PROBLEM TO SOLVE:
What lines of the data hold the string "this"? Pull each one out.

--------------------

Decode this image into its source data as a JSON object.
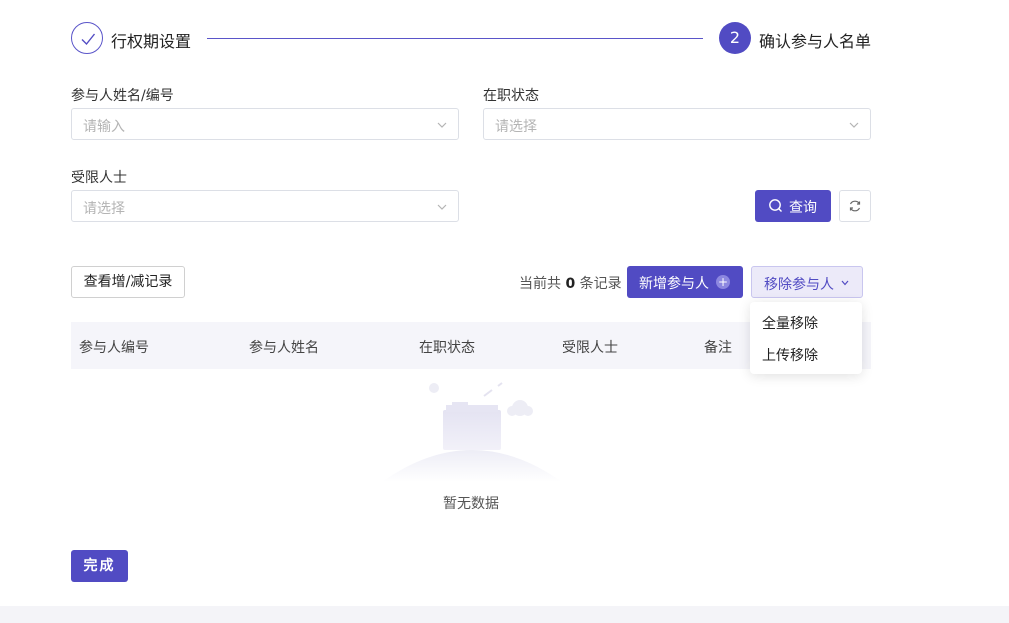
{
  "steps": [
    {
      "label": "行权期设置",
      "state": "done"
    },
    {
      "number": "2",
      "label": "确认参与人名单",
      "state": "active"
    }
  ],
  "filters": {
    "participant": {
      "label": "参与人姓名/编号",
      "placeholder": "请输入"
    },
    "employment_status": {
      "label": "在职状态",
      "placeholder": "请选择"
    },
    "restricted": {
      "label": "受限人士",
      "placeholder": "请选择"
    },
    "query_label": "查询"
  },
  "toolbar": {
    "view_log_label": "查看增/减记录",
    "count_prefix": "当前共",
    "count_value": "0",
    "count_suffix": "条记录",
    "add_label": "新增参与人",
    "remove_label": "移除参与人"
  },
  "table": {
    "columns": [
      "参与人编号",
      "参与人姓名",
      "在职状态",
      "受限人士",
      "备注"
    ],
    "rows": []
  },
  "remove_menu": {
    "items": [
      "全量移除",
      "上传移除"
    ]
  },
  "empty_text": "暂无数据",
  "done_label": "完成",
  "colors": {
    "primary": "#514bc3",
    "header_bg": "#f5f5fa",
    "border": "#dcdfe6"
  }
}
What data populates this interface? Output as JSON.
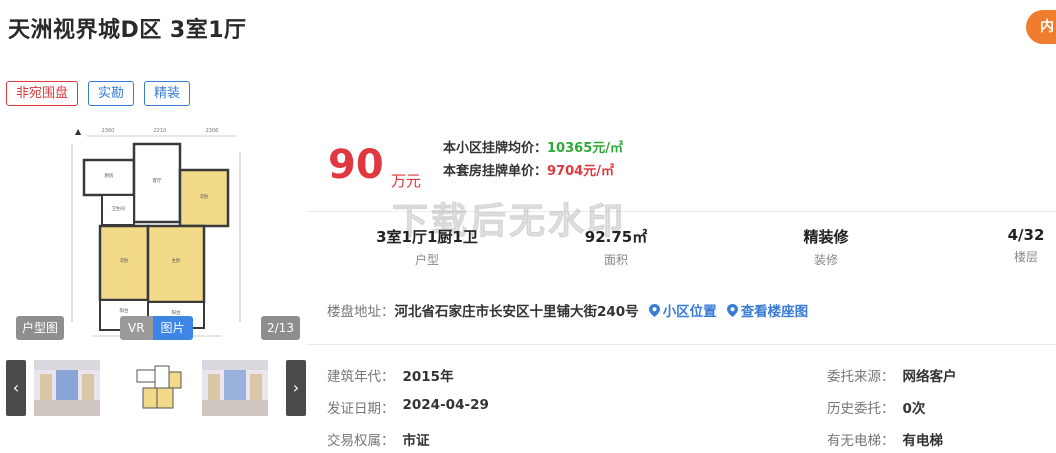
{
  "header": {
    "title": "天洲视界城D区 3室1厅",
    "corner_button": "内"
  },
  "tags": [
    {
      "label": "非宛围盘",
      "color": "#e0383e"
    },
    {
      "label": "实勘",
      "color": "#3a7bd5"
    },
    {
      "label": "精装",
      "color": "#3a7bd5"
    }
  ],
  "gallery": {
    "kind_label": "户型图",
    "switch": {
      "vr": "VR",
      "photo": "图片"
    },
    "counter": "2/13"
  },
  "price": {
    "total": "90",
    "unit": "万元",
    "community_avg_label": "本小区挂牌均价：",
    "community_avg_value": "10365元/㎡",
    "listing_unit_label": "本套房挂牌单价：",
    "listing_unit_value": "9704元/㎡"
  },
  "watermark": "下载后无水印",
  "specs": [
    {
      "value": "3室1厅1厨1卫",
      "label": "户型"
    },
    {
      "value": "92.75㎡",
      "label": "面积"
    },
    {
      "value": "精装修",
      "label": "装修"
    },
    {
      "value": "4/32",
      "label": "楼层"
    }
  ],
  "address": {
    "label": "楼盘地址：",
    "value": "河北省石家庄市长安区十里铺大街240号",
    "location_link": "小区位置",
    "building_link": "查看楼座图"
  },
  "info_left": [
    {
      "label": "建筑年代：",
      "value": "2015年"
    },
    {
      "label": "发证日期：",
      "value": "2024-04-29"
    },
    {
      "label": "交易权属：",
      "value": "市证"
    }
  ],
  "info_right": [
    {
      "label": "委托来源：",
      "value": "网络客户"
    },
    {
      "label": "历史委托：",
      "value": "0次"
    },
    {
      "label": "有无电梯：",
      "value": "有电梯"
    }
  ],
  "icons": {
    "prev": "chevron-left-icon",
    "next": "chevron-right-icon",
    "pin": "location-pin-icon"
  },
  "colors": {
    "price_red": "#e0383e",
    "link_blue": "#3a7bd5",
    "avg_green": "#2fa836",
    "accent_orange": "#f07d2e"
  }
}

--------------------

THE RESPONSE:
Decode this image into its source data as a JSON object.
What data populates this interface? Output as JSON.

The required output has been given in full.